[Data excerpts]

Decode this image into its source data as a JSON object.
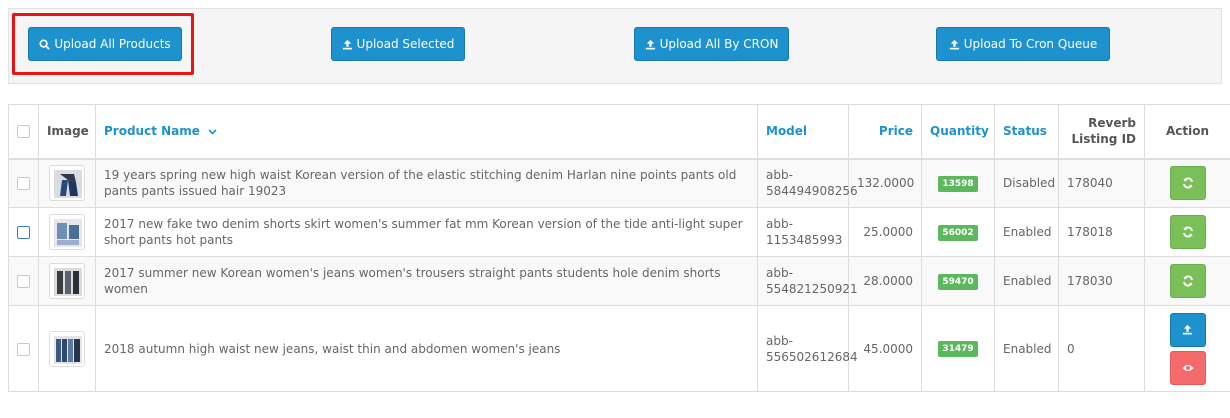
{
  "toolbar": {
    "buttons": [
      {
        "label": "Upload All Products",
        "icon": "search-icon"
      },
      {
        "label": "Upload Selected",
        "icon": "upload-icon"
      },
      {
        "label": "Upload All By CRON",
        "icon": "upload-icon"
      },
      {
        "label": "Upload To Cron Queue",
        "icon": "upload-icon"
      }
    ]
  },
  "table": {
    "headers": {
      "image": "Image",
      "product_name": "Product Name",
      "model": "Model",
      "price": "Price",
      "quantity": "Quantity",
      "status": "Status",
      "listing_line1": "Reverb",
      "listing_line2": "Listing ID",
      "action": "Action"
    },
    "rows": [
      {
        "name": "19 years spring new high waist Korean version of the elastic stitching denim Harlan nine points pants old pants pants issued hair 19023",
        "model_line1": "abb-",
        "model_line2": "584494908256",
        "price": "132.0000",
        "quantity": "13598",
        "status": "Disabled",
        "listing_id": "178040"
      },
      {
        "name": "2017 new fake two denim shorts skirt women's summer fat mm Korean version of the tide anti-light super short pants hot pants",
        "model_line1": "abb-",
        "model_line2": "1153485993",
        "price": "25.0000",
        "quantity": "56002",
        "status": "Enabled",
        "listing_id": "178018"
      },
      {
        "name": "2017 summer new Korean women's jeans women's trousers straight pants students hole denim shorts women",
        "model_line1": "abb-",
        "model_line2": "554821250921",
        "price": "28.0000",
        "quantity": "59470",
        "status": "Enabled",
        "listing_id": "178030"
      },
      {
        "name": "2018 autumn high waist new jeans, waist thin and abdomen women's jeans",
        "model_line1": "abb-",
        "model_line2": "556502612684",
        "price": "45.0000",
        "quantity": "31479",
        "status": "Enabled",
        "listing_id": "0"
      }
    ]
  },
  "colors": {
    "primary": "#1e91cf",
    "success": "#7bbf59",
    "badge": "#5cb85c",
    "danger": "#f56b6b",
    "highlight": "#e8141a"
  }
}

=== DIRECTIVE ===
Copy the records exactly. Skip the pictures.

=== EXERCISE SOLUTION ===
Decode this image into its source data as a JSON object.
{
  "toolbar": {
    "buttons": [
      {
        "label": "Upload All Products",
        "icon": "search-icon"
      },
      {
        "label": "Upload Selected",
        "icon": "upload-icon"
      },
      {
        "label": "Upload All By CRON",
        "icon": "upload-icon"
      },
      {
        "label": "Upload To Cron Queue",
        "icon": "upload-icon"
      }
    ]
  },
  "table": {
    "headers": {
      "image": "Image",
      "product_name": "Product Name",
      "model": "Model",
      "price": "Price",
      "quantity": "Quantity",
      "status": "Status",
      "listing_line1": "Reverb",
      "listing_line2": "Listing ID",
      "action": "Action"
    },
    "rows": [
      {
        "name": "19 years spring new high waist Korean version of the elastic stitching denim Harlan nine points pants old pants pants issued hair 19023",
        "model_line1": "abb-",
        "model_line2": "584494908256",
        "price": "132.0000",
        "quantity": "13598",
        "status": "Disabled",
        "listing_id": "178040"
      },
      {
        "name": "2017 new fake two denim shorts skirt women's summer fat mm Korean version of the tide anti-light super short pants hot pants",
        "model_line1": "abb-",
        "model_line2": "1153485993",
        "price": "25.0000",
        "quantity": "56002",
        "status": "Enabled",
        "listing_id": "178018"
      },
      {
        "name": "2017 summer new Korean women's jeans women's trousers straight pants students hole denim shorts women",
        "model_line1": "abb-",
        "model_line2": "554821250921",
        "price": "28.0000",
        "quantity": "59470",
        "status": "Enabled",
        "listing_id": "178030"
      },
      {
        "name": "2018 autumn high waist new jeans, waist thin and abdomen women's jeans",
        "model_line1": "abb-",
        "model_line2": "556502612684",
        "price": "45.0000",
        "quantity": "31479",
        "status": "Enabled",
        "listing_id": "0"
      }
    ]
  },
  "colors": {
    "primary": "#1e91cf",
    "success": "#7bbf59",
    "badge": "#5cb85c",
    "danger": "#f56b6b",
    "highlight": "#e8141a"
  }
}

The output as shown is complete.